Data listing

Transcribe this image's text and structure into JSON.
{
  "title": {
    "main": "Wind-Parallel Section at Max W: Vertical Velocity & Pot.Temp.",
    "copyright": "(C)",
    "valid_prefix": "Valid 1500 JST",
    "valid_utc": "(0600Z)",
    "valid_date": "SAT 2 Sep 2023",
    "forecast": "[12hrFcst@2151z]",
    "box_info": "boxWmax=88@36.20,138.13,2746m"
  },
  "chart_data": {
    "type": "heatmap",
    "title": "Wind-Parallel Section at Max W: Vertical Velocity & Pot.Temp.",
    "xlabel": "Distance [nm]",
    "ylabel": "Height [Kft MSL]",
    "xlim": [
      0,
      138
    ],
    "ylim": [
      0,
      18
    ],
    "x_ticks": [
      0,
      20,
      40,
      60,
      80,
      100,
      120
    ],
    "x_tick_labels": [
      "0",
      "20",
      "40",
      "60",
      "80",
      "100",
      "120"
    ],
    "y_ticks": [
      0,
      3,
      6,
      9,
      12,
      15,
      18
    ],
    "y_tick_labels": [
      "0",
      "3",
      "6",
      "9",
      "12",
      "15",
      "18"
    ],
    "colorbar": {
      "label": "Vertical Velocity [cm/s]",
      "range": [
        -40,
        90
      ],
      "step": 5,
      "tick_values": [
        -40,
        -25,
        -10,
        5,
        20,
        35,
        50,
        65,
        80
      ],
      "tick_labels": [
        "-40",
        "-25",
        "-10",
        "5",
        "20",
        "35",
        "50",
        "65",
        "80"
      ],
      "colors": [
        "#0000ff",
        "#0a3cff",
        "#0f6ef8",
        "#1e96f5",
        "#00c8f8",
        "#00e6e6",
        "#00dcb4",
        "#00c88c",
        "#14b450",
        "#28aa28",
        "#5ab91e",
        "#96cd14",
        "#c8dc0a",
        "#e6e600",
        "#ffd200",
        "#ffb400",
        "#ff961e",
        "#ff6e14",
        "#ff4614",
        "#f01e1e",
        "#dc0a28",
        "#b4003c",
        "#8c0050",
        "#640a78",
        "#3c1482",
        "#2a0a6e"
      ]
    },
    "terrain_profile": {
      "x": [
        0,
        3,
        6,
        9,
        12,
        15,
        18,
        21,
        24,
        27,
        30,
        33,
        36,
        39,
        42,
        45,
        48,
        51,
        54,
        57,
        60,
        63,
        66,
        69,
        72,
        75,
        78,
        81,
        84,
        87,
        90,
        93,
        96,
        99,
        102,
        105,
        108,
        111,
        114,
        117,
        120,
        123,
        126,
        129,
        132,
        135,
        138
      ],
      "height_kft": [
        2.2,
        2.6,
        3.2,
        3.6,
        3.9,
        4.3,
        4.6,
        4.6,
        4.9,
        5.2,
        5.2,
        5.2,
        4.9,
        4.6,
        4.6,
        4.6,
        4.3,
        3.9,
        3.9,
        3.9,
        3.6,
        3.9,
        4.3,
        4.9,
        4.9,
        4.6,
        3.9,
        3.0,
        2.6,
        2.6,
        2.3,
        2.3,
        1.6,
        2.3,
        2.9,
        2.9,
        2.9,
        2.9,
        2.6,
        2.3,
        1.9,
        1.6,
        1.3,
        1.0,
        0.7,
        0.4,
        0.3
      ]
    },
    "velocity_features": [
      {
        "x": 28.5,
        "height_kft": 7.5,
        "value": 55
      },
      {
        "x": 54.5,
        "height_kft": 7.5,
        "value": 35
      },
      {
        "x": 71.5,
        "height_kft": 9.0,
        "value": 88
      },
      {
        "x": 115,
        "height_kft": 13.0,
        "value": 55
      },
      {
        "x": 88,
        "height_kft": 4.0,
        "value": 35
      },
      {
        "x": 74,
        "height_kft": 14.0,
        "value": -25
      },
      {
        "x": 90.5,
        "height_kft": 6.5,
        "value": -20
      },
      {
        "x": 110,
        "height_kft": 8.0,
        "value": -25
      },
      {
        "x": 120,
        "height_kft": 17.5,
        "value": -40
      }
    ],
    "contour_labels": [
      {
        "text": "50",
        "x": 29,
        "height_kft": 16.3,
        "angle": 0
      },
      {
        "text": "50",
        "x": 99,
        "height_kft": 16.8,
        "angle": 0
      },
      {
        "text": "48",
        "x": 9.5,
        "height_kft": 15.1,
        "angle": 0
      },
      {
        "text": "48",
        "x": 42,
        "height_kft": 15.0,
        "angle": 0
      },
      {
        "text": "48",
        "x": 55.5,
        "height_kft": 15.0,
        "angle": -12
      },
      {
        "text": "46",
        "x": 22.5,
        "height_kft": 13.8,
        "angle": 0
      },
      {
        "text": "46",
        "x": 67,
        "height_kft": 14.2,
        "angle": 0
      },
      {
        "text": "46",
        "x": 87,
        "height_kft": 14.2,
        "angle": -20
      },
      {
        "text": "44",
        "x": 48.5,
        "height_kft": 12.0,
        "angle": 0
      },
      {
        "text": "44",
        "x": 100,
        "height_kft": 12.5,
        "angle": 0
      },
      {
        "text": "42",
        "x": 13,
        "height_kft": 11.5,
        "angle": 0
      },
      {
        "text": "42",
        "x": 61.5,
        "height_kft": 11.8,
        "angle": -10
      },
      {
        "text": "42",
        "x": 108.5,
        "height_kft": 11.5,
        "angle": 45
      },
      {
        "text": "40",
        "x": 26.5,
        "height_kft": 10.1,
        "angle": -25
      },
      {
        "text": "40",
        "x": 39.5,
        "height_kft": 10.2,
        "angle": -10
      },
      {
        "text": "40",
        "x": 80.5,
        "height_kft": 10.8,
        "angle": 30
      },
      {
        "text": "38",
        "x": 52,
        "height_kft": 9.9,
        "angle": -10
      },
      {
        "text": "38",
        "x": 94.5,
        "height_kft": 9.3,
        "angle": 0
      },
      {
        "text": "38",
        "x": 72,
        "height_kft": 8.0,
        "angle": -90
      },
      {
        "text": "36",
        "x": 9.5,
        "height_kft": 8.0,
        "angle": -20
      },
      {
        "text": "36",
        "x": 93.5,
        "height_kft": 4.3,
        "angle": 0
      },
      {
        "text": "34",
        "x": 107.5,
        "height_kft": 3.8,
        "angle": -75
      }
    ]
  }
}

» What is required: List all lines where "title" occurs.

» Task response:
  "title": {
    "title": "Wind-Parallel Section at Max W: Vertical Velocity & Pot.Temp.",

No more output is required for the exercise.